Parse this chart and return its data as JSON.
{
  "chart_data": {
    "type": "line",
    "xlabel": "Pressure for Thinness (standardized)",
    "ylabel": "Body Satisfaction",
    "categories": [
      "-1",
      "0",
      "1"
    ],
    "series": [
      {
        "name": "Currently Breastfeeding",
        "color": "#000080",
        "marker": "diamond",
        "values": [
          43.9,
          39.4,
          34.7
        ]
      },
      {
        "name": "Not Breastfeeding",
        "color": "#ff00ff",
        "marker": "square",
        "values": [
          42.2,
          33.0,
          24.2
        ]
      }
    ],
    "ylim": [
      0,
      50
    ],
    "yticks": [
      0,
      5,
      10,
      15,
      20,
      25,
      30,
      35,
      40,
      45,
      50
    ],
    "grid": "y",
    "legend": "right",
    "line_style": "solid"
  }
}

■ TASK DETAILS
Set down the listing above in full, please, exactly as it appears.

■ TASK OUTPUT
Parse this chart and return its data as JSON.
{
  "chart_data": {
    "type": "line",
    "xlabel": "Pressure for Thinness (standardized)",
    "ylabel": "Body Satisfaction",
    "categories": [
      "-1",
      "0",
      "1"
    ],
    "series": [
      {
        "name": "Currently Breastfeeding",
        "color": "#000080",
        "marker": "diamond",
        "values": [
          43.9,
          39.4,
          34.7
        ]
      },
      {
        "name": "Not Breastfeeding",
        "color": "#ff00ff",
        "marker": "square",
        "values": [
          42.2,
          33.0,
          24.2
        ]
      }
    ],
    "ylim": [
      0,
      50
    ],
    "yticks": [
      0,
      5,
      10,
      15,
      20,
      25,
      30,
      35,
      40,
      45,
      50
    ],
    "grid": "y",
    "legend": "right",
    "line_style": "solid"
  }
}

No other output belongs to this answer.